:: Supplied entries ::
## start

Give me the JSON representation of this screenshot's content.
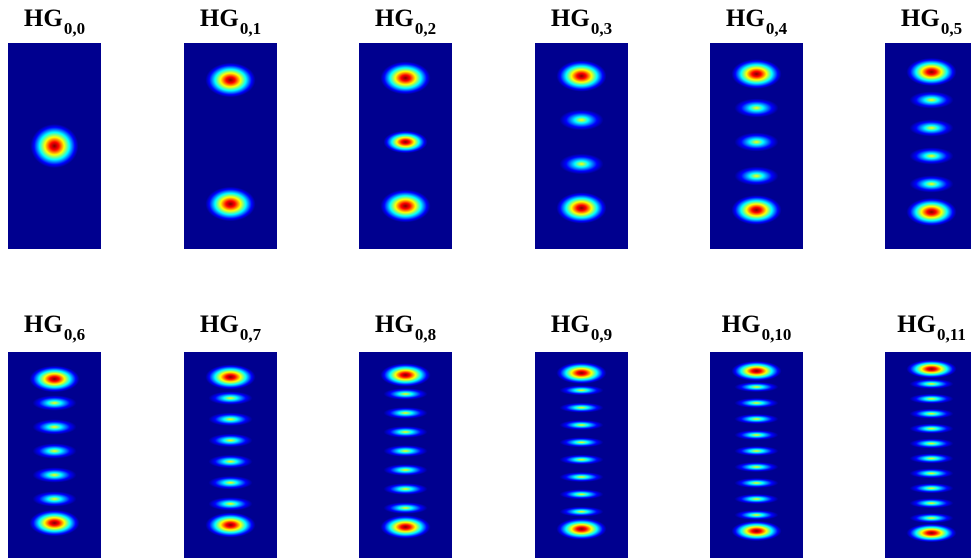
{
  "figure": {
    "colormap": [
      "#00007f",
      "#0000ff",
      "#00ffff",
      "#ffff00",
      "#ff0000",
      "#7f0000"
    ],
    "background_color": "#00008f",
    "panels": [
      {
        "base": "HG",
        "sub": "0,0",
        "order": 0
      },
      {
        "base": "HG",
        "sub": "0,1",
        "order": 1
      },
      {
        "base": "HG",
        "sub": "0,2",
        "order": 2
      },
      {
        "base": "HG",
        "sub": "0,3",
        "order": 3
      },
      {
        "base": "HG",
        "sub": "0,4",
        "order": 4
      },
      {
        "base": "HG",
        "sub": "0,5",
        "order": 5
      },
      {
        "base": "HG",
        "sub": "0,6",
        "order": 6
      },
      {
        "base": "HG",
        "sub": "0,7",
        "order": 7
      },
      {
        "base": "HG",
        "sub": "0,8",
        "order": 8
      },
      {
        "base": "HG",
        "sub": "0,9",
        "order": 9
      },
      {
        "base": "HG",
        "sub": "0,10",
        "order": 10
      },
      {
        "base": "HG",
        "sub": "0,11",
        "order": 11
      }
    ]
  }
}
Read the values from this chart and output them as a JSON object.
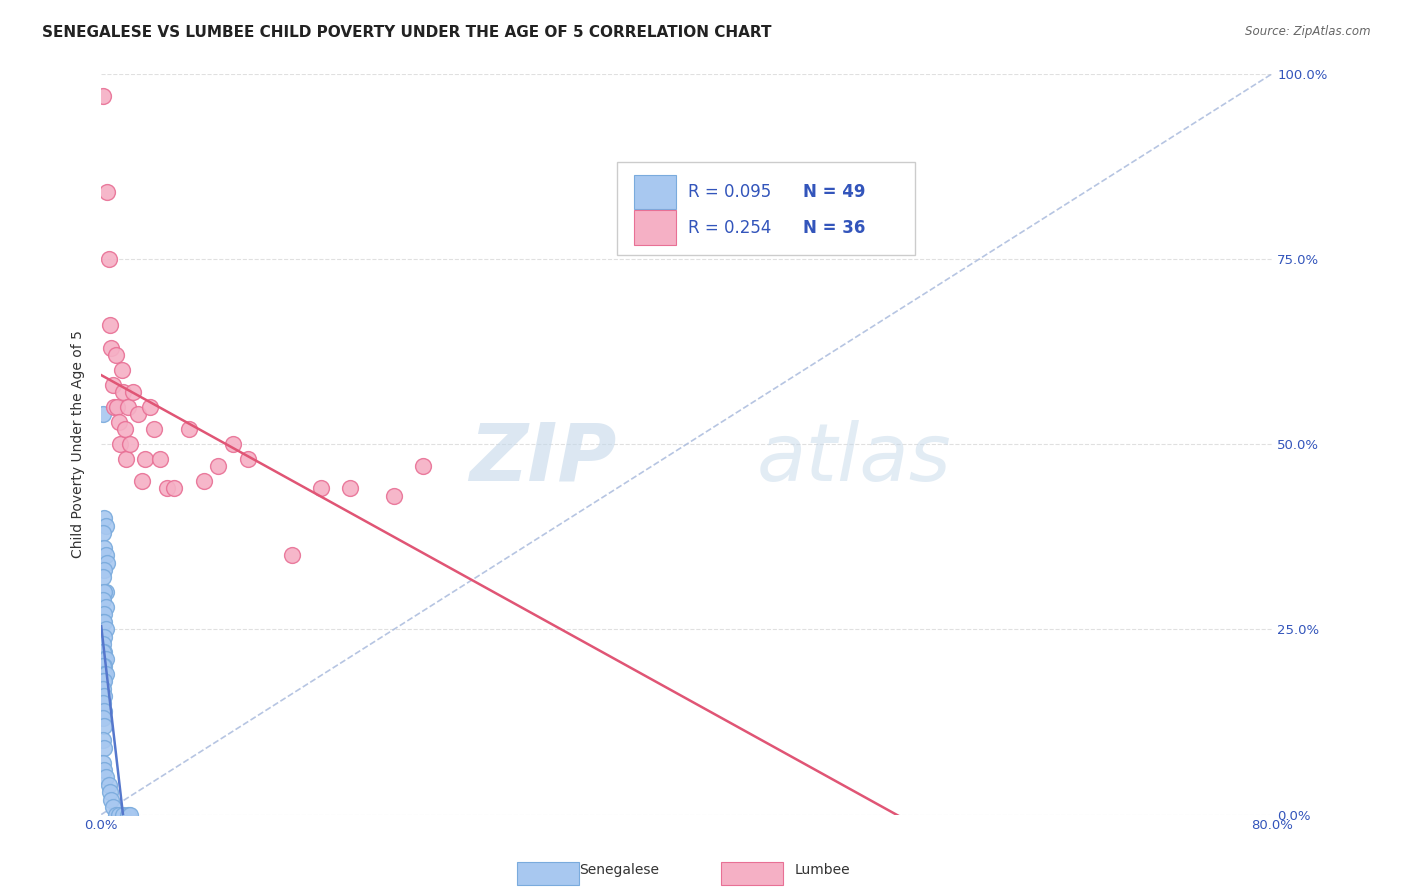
{
  "title": "SENEGALESE VS LUMBEE CHILD POVERTY UNDER THE AGE OF 5 CORRELATION CHART",
  "source": "Source: ZipAtlas.com",
  "ylabel": "Child Poverty Under the Age of 5",
  "xlim": [
    0.0,
    0.8
  ],
  "ylim": [
    0.0,
    1.0
  ],
  "senegalese_color": "#a8c8f0",
  "lumbee_color": "#f5b0c5",
  "senegalese_edge": "#7aabdd",
  "lumbee_edge": "#e87095",
  "trend_blue": "#5577cc",
  "trend_pink": "#e05575",
  "ref_line_color": "#aabbdd",
  "watermark_color": "#c8dff0",
  "background_color": "#ffffff",
  "grid_color": "#dddddd",
  "senegalese_x": [
    0.001,
    0.002,
    0.003,
    0.001,
    0.002,
    0.003,
    0.004,
    0.002,
    0.001,
    0.003,
    0.002,
    0.001,
    0.003,
    0.002,
    0.001,
    0.002,
    0.003,
    0.002,
    0.001,
    0.002,
    0.001,
    0.002,
    0.003,
    0.002,
    0.001,
    0.002,
    0.003,
    0.001,
    0.002,
    0.001,
    0.002,
    0.001,
    0.002,
    0.001,
    0.002,
    0.001,
    0.002,
    0.001,
    0.002,
    0.003,
    0.005,
    0.006,
    0.007,
    0.008,
    0.01,
    0.012,
    0.015,
    0.018,
    0.02
  ],
  "senegalese_y": [
    0.54,
    0.4,
    0.39,
    0.38,
    0.36,
    0.35,
    0.34,
    0.33,
    0.32,
    0.3,
    0.3,
    0.29,
    0.28,
    0.27,
    0.26,
    0.26,
    0.25,
    0.24,
    0.23,
    0.22,
    0.22,
    0.21,
    0.21,
    0.2,
    0.2,
    0.19,
    0.19,
    0.18,
    0.18,
    0.17,
    0.16,
    0.15,
    0.14,
    0.13,
    0.12,
    0.1,
    0.09,
    0.07,
    0.06,
    0.05,
    0.04,
    0.03,
    0.02,
    0.01,
    0.0,
    0.0,
    0.0,
    0.0,
    0.0
  ],
  "lumbee_x": [
    0.001,
    0.004,
    0.005,
    0.006,
    0.007,
    0.008,
    0.009,
    0.01,
    0.011,
    0.012,
    0.013,
    0.014,
    0.015,
    0.016,
    0.017,
    0.018,
    0.02,
    0.022,
    0.025,
    0.028,
    0.03,
    0.033,
    0.036,
    0.04,
    0.045,
    0.05,
    0.06,
    0.07,
    0.08,
    0.09,
    0.1,
    0.13,
    0.15,
    0.17,
    0.2,
    0.22
  ],
  "lumbee_y": [
    0.97,
    0.84,
    0.75,
    0.66,
    0.63,
    0.58,
    0.55,
    0.62,
    0.55,
    0.53,
    0.5,
    0.6,
    0.57,
    0.52,
    0.48,
    0.55,
    0.5,
    0.57,
    0.54,
    0.45,
    0.48,
    0.55,
    0.52,
    0.48,
    0.44,
    0.44,
    0.52,
    0.45,
    0.47,
    0.5,
    0.48,
    0.35,
    0.44,
    0.44,
    0.43,
    0.47
  ],
  "title_fontsize": 11,
  "label_fontsize": 10,
  "tick_fontsize": 9.5,
  "legend_fontsize": 12
}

## end

:: Aim ::
Omit every image. Quote each record exactly.

:: Written answer ::
Give me the JSON representation of this screenshot's content.
{
  "figure": {
    "colormap": [
      "#00007f",
      "#0000ff",
      "#00ffff",
      "#ffff00",
      "#ff0000",
      "#7f0000"
    ],
    "background_color": "#00008f",
    "panels": [
      {
        "base": "HG",
        "sub": "0,0",
        "order": 0
      },
      {
        "base": "HG",
        "sub": "0,1",
        "order": 1
      },
      {
        "base": "HG",
        "sub": "0,2",
        "order": 2
      },
      {
        "base": "HG",
        "sub": "0,3",
        "order": 3
      },
      {
        "base": "HG",
        "sub": "0,4",
        "order": 4
      },
      {
        "base": "HG",
        "sub": "0,5",
        "order": 5
      },
      {
        "base": "HG",
        "sub": "0,6",
        "order": 6
      },
      {
        "base": "HG",
        "sub": "0,7",
        "order": 7
      },
      {
        "base": "HG",
        "sub": "0,8",
        "order": 8
      },
      {
        "base": "HG",
        "sub": "0,9",
        "order": 9
      },
      {
        "base": "HG",
        "sub": "0,10",
        "order": 10
      },
      {
        "base": "HG",
        "sub": "0,11",
        "order": 11
      }
    ]
  }
}
Read the values from this chart and output them as a JSON object.
{
  "title": "SENEGALESE VS LUMBEE CHILD POVERTY UNDER THE AGE OF 5 CORRELATION CHART",
  "source": "Source: ZipAtlas.com",
  "ylabel": "Child Poverty Under the Age of 5",
  "xlim": [
    0.0,
    0.8
  ],
  "ylim": [
    0.0,
    1.0
  ],
  "senegalese_color": "#a8c8f0",
  "lumbee_color": "#f5b0c5",
  "senegalese_edge": "#7aabdd",
  "lumbee_edge": "#e87095",
  "trend_blue": "#5577cc",
  "trend_pink": "#e05575",
  "ref_line_color": "#aabbdd",
  "watermark_color": "#c8dff0",
  "background_color": "#ffffff",
  "grid_color": "#dddddd",
  "senegalese_x": [
    0.001,
    0.002,
    0.003,
    0.001,
    0.002,
    0.003,
    0.004,
    0.002,
    0.001,
    0.003,
    0.002,
    0.001,
    0.003,
    0.002,
    0.001,
    0.002,
    0.003,
    0.002,
    0.001,
    0.002,
    0.001,
    0.002,
    0.003,
    0.002,
    0.001,
    0.002,
    0.003,
    0.001,
    0.002,
    0.001,
    0.002,
    0.001,
    0.002,
    0.001,
    0.002,
    0.001,
    0.002,
    0.001,
    0.002,
    0.003,
    0.005,
    0.006,
    0.007,
    0.008,
    0.01,
    0.012,
    0.015,
    0.018,
    0.02
  ],
  "senegalese_y": [
    0.54,
    0.4,
    0.39,
    0.38,
    0.36,
    0.35,
    0.34,
    0.33,
    0.32,
    0.3,
    0.3,
    0.29,
    0.28,
    0.27,
    0.26,
    0.26,
    0.25,
    0.24,
    0.23,
    0.22,
    0.22,
    0.21,
    0.21,
    0.2,
    0.2,
    0.19,
    0.19,
    0.18,
    0.18,
    0.17,
    0.16,
    0.15,
    0.14,
    0.13,
    0.12,
    0.1,
    0.09,
    0.07,
    0.06,
    0.05,
    0.04,
    0.03,
    0.02,
    0.01,
    0.0,
    0.0,
    0.0,
    0.0,
    0.0
  ],
  "lumbee_x": [
    0.001,
    0.004,
    0.005,
    0.006,
    0.007,
    0.008,
    0.009,
    0.01,
    0.011,
    0.012,
    0.013,
    0.014,
    0.015,
    0.016,
    0.017,
    0.018,
    0.02,
    0.022,
    0.025,
    0.028,
    0.03,
    0.033,
    0.036,
    0.04,
    0.045,
    0.05,
    0.06,
    0.07,
    0.08,
    0.09,
    0.1,
    0.13,
    0.15,
    0.17,
    0.2,
    0.22
  ],
  "lumbee_y": [
    0.97,
    0.84,
    0.75,
    0.66,
    0.63,
    0.58,
    0.55,
    0.62,
    0.55,
    0.53,
    0.5,
    0.6,
    0.57,
    0.52,
    0.48,
    0.55,
    0.5,
    0.57,
    0.54,
    0.45,
    0.48,
    0.55,
    0.52,
    0.48,
    0.44,
    0.44,
    0.52,
    0.45,
    0.47,
    0.5,
    0.48,
    0.35,
    0.44,
    0.44,
    0.43,
    0.47
  ],
  "title_fontsize": 11,
  "label_fontsize": 10,
  "tick_fontsize": 9.5,
  "legend_fontsize": 12
}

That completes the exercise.